#### [GOAL A]
In the listing, copy every line verbatim from the line with "message-user[interactable]: skazzzz (1098, 585, 1129, 595)" up to and including the line with "lang-indicator[interactable]: POL (1158, 701, 1174, 710)".

NOTE 3 – Acquisitions

Rand & Associates

On October 1, 2018, the Company completed the acquisition of Rand & Associates (“Rand”), an independent investment adviser that provides comprehensive wealth management and investment counsel services to individuals, families, and institutions. The acquisition was funded with cash from operations.

The acquisition was accounted for under the acquisition method of accounting in accordance with ASC 805 (“ASC Topic 805”), “Business Combinations.” Accordingly, goodwill was measured as the excess of the acquisition-date fair value of the consideration transferred over the amount of acquisition-date identifiable assets acquired net of assumed liabilities. We recorded $8.3 million of goodwill in the consolidated statement of financial condition, which has been allocated to our company’s Global Wealth Management segment. Identifiable intangible assets purchased by our company consisted of customer relationships with an acquisition-date fair value of $4.6 million. The allocation of the purchase price of Rand is preliminary and will be finalized upon completion of the analysis of the fair values of the net assets of Rand as of the acquisition date and the identified intangible assets. The final goodwill recorded on the consolidated statement of financial condition may differ from that reflected herein as a result of future measurement period adjustments and the recording of identified intangible assets.

The goodwill represents the value expected from the synergies created through the operational enhancement benefits that will result from the integration of the Rand business and of the hired financial advisors and the conversion of the customer accounts to our platform. Goodwill is expected to be deductible for federal income tax purposes.

We recognized a liability for estimated earn-out payments. These payments will be based on the performance of Rand over a five-year period. The liability for earn-out payments was $4.1 million at December 31, 2018. The contingent consideration accrual is included in accounts payable and accrued expenses in the consolidated statements of financial condition.

Pro forma information is not presented, because the acquisition is not considered to be material, as defined by the SEC. The results of operations of Rand have been included in our results prospectively from the date of acquisition.

Business Bancshares, Inc.

On August 31, 2018, the Company completed the acquisition of Business Bancshares, Inc. (“BBI”) and its wholly owned subsidiary, The Business Bank of St. Louis, a full-service banking facility that operates from a single location. Upon the closing of the transaction, the Business Bank of St. Louis was renamed “Stifel Bank” and Business Bancshares, Inc. was renamed “Stifel Bancorp, Inc.” Stifel Bancorp, Inc. (“Stifel Bancorp”) is the holding company for Stifel Bank & Trust, and its wholly owned subsidiaries, and Stifel Bank. Under the terms of the merger agreement, each outstanding share of BBI common stock (except for shares of BBI common stock held by BBI as treasury stock) were converted into the right to receive 0.705 shares of our company’s common stock, with fractional shares settled with cash. We issued approximately 2.0 million shares for acquisition of BBI.

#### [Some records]
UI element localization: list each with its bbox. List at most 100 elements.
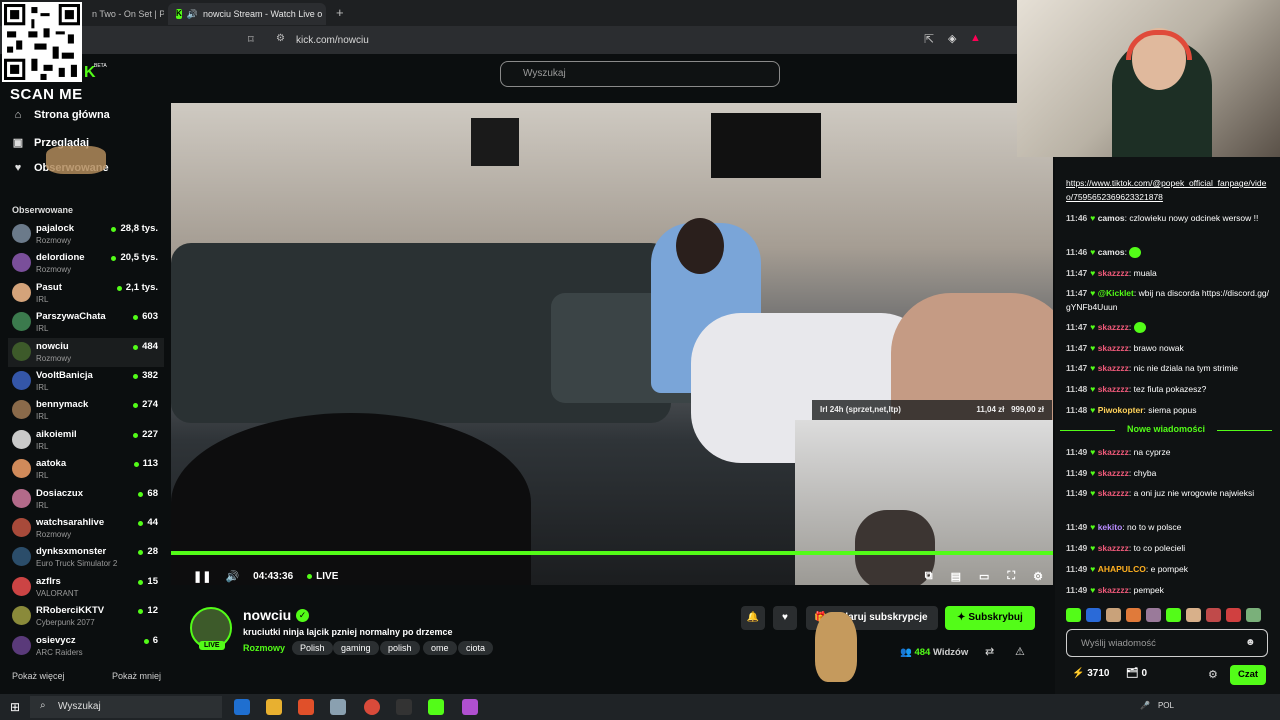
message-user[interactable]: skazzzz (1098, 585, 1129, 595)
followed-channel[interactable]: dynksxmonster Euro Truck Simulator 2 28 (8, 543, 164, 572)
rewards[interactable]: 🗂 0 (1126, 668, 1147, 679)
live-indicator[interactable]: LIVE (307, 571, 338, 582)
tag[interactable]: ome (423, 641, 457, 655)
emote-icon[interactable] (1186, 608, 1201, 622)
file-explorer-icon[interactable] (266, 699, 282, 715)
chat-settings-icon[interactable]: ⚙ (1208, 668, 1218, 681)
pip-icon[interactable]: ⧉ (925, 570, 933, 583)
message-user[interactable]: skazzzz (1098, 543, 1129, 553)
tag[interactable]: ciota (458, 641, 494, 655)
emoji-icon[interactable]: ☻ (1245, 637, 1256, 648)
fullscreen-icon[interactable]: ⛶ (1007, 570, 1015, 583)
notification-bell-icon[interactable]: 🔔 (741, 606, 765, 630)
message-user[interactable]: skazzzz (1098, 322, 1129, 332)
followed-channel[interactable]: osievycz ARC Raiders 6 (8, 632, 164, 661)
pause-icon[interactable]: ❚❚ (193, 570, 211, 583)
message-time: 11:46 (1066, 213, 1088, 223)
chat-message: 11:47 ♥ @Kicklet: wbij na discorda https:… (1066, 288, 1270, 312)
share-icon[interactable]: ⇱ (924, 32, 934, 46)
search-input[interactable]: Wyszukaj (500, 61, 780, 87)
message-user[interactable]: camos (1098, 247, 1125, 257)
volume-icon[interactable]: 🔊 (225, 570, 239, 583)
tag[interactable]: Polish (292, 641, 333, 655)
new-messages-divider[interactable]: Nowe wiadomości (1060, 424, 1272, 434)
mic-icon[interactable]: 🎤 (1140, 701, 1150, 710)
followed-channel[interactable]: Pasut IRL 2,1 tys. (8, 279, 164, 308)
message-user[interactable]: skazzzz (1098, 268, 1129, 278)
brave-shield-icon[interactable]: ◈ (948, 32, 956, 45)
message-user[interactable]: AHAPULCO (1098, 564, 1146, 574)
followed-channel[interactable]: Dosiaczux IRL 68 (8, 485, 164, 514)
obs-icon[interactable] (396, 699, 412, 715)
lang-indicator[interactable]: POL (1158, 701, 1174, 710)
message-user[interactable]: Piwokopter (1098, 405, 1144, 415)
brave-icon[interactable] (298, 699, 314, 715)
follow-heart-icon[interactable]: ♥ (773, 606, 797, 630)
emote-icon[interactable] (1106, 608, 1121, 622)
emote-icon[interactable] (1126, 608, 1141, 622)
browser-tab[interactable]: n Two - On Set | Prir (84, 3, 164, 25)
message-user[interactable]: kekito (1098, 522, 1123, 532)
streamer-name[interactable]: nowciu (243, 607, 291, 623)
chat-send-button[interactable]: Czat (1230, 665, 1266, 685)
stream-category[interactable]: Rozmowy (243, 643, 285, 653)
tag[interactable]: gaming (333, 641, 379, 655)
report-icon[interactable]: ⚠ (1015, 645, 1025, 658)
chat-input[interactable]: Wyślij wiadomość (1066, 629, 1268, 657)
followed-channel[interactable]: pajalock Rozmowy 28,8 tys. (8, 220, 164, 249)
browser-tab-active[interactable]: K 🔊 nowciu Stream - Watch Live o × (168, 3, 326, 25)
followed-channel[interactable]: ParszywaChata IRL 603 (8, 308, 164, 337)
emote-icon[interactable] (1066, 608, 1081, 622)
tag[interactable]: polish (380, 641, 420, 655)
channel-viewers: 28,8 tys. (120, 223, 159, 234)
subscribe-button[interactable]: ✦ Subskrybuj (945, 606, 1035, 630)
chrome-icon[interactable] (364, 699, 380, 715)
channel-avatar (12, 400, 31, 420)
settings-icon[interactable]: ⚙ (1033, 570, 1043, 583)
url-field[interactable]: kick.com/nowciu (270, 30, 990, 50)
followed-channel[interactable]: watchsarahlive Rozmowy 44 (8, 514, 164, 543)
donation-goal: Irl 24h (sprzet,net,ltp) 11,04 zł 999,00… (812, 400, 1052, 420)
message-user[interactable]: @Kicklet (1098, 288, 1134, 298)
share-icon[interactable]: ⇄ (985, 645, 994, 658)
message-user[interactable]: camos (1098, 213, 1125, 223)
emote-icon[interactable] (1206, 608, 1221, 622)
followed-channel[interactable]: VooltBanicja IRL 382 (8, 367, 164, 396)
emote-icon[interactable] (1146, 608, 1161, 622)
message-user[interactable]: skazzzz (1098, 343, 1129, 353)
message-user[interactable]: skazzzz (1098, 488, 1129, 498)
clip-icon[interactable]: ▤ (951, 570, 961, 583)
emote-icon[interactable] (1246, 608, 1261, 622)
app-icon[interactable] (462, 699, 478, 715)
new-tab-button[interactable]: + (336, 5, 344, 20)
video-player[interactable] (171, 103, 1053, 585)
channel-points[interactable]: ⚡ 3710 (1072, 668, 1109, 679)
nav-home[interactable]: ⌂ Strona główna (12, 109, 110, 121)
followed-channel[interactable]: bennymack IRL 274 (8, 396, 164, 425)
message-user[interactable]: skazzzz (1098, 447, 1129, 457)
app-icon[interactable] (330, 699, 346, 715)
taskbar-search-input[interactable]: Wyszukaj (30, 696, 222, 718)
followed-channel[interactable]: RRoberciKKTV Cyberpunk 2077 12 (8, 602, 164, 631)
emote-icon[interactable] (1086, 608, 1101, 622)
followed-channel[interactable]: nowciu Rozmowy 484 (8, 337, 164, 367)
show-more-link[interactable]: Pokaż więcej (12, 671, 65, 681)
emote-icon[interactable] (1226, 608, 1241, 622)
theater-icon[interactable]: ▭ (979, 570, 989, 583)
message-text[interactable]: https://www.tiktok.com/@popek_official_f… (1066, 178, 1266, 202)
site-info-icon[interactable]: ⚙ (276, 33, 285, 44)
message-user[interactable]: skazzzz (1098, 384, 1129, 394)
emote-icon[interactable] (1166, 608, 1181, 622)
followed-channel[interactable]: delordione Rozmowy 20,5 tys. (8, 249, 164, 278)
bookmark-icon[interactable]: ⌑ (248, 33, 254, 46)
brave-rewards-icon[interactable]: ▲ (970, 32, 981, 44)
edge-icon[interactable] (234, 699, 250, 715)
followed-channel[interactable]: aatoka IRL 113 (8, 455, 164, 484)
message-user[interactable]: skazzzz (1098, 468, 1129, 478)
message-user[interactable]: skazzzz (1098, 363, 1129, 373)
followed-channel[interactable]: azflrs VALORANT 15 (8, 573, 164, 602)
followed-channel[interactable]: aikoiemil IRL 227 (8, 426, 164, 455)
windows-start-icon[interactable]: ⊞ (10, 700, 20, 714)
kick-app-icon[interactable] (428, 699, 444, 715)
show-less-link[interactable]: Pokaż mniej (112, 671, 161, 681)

---

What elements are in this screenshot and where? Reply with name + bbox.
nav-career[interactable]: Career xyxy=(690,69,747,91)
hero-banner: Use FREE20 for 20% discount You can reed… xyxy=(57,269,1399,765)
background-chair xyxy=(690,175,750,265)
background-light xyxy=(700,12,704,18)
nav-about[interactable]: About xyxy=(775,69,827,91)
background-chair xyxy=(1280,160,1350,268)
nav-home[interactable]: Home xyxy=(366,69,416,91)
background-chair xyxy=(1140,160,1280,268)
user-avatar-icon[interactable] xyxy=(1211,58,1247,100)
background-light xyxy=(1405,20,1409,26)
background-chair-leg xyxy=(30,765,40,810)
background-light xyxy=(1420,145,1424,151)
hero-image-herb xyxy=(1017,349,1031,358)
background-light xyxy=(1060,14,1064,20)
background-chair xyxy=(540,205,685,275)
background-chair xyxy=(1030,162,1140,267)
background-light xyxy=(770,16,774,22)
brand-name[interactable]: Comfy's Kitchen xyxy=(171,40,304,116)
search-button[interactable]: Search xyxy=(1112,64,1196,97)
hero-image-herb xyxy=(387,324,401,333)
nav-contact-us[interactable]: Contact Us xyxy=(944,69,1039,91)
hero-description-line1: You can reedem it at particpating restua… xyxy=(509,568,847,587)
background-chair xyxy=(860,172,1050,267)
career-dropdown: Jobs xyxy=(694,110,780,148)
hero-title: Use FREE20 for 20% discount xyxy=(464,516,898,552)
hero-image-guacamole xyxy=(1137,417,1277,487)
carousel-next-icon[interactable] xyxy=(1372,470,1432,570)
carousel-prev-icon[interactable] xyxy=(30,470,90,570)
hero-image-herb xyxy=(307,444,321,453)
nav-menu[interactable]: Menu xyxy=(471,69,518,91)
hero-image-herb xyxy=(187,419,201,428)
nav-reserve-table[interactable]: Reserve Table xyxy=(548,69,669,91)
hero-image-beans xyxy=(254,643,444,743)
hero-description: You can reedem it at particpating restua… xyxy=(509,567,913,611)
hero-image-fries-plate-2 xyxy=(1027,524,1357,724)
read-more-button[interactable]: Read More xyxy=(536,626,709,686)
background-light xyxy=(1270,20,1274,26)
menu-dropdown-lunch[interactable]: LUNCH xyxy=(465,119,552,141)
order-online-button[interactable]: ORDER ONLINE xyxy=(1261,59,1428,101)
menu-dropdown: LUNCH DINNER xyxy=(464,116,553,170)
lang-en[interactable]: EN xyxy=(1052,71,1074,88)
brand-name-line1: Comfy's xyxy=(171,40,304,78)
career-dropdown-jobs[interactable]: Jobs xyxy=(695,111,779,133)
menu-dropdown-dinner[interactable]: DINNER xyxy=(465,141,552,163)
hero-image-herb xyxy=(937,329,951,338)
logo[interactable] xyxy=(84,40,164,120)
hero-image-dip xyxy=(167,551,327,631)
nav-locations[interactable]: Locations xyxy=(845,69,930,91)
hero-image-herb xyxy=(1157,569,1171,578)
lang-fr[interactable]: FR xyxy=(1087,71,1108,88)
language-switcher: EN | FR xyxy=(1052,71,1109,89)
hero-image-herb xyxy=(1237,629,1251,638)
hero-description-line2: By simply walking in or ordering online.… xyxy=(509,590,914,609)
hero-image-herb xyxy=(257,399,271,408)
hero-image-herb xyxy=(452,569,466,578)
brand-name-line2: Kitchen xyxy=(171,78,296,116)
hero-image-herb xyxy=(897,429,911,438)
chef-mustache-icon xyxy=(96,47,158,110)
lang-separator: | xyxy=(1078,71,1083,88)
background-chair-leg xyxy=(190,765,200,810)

#### [GOAL B]
Condense the paragraph of the acquisitions note that begins "We recognized a liability for estimated earn-out payments" into a shorter version that keeps its main facts.

#### [WRITTEN REPLY A]
message-user[interactable]: skazzzz (1098, 585, 1129, 595)
followed-channel[interactable]: dynksxmonster Euro Truck Simulator 2 28 (8, 543, 164, 572)
rewards[interactable]: 🗂 0 (1126, 668, 1147, 679)
live-indicator[interactable]: LIVE (307, 571, 338, 582)
tag[interactable]: ome (423, 641, 457, 655)
emote-icon[interactable] (1186, 608, 1201, 622)
file-explorer-icon[interactable] (266, 699, 282, 715)
chat-settings-icon[interactable]: ⚙ (1208, 668, 1218, 681)
pip-icon[interactable]: ⧉ (925, 570, 933, 583)
message-user[interactable]: skazzzz (1098, 543, 1129, 553)
tag[interactable]: ciota (458, 641, 494, 655)
emoji-icon[interactable]: ☻ (1245, 637, 1256, 648)
fullscreen-icon[interactable]: ⛶ (1007, 570, 1015, 583)
notification-bell-icon[interactable]: 🔔 (741, 606, 765, 630)
message-user[interactable]: skazzzz (1098, 322, 1129, 332)
followed-channel[interactable]: osievycz ARC Raiders 6 (8, 632, 164, 661)
pause-icon[interactable]: ❚❚ (193, 570, 211, 583)
message-time: 11:46 (1066, 213, 1088, 223)
chat-message: 11:47 ♥ @Kicklet: wbij na discorda https:… (1066, 288, 1270, 312)
share-icon[interactable]: ⇱ (924, 32, 934, 46)
search-input[interactable]: Wyszukaj (500, 61, 780, 87)
message-user[interactable]: camos (1098, 247, 1125, 257)
volume-icon[interactable]: 🔊 (225, 570, 239, 583)
tag[interactable]: Polish (292, 641, 333, 655)
new-messages-divider[interactable]: Nowe wiadomości (1060, 424, 1272, 434)
mic-icon[interactable]: 🎤 (1140, 701, 1150, 710)
followed-channel[interactable]: Pasut IRL 2,1 tys. (8, 279, 164, 308)
message-user[interactable]: skazzzz (1098, 268, 1129, 278)
brave-shield-icon[interactable]: ◈ (948, 32, 956, 45)
message-user[interactable]: AHAPULCO (1098, 564, 1146, 574)
followed-channel[interactable]: Dosiaczux IRL 68 (8, 485, 164, 514)
obs-icon[interactable] (396, 699, 412, 715)
lang-indicator[interactable]: POL (1158, 701, 1174, 710)

#### [WRITTEN REPLY B]
A liability for estimated earn-out payments, based on Rand's performance over a five-year period, was recognized. It was $4.1 million at December 31, 2018, and this contingent consideration accrual is included in accounts payable and accrued expenses in the consolidated statements of financial condition.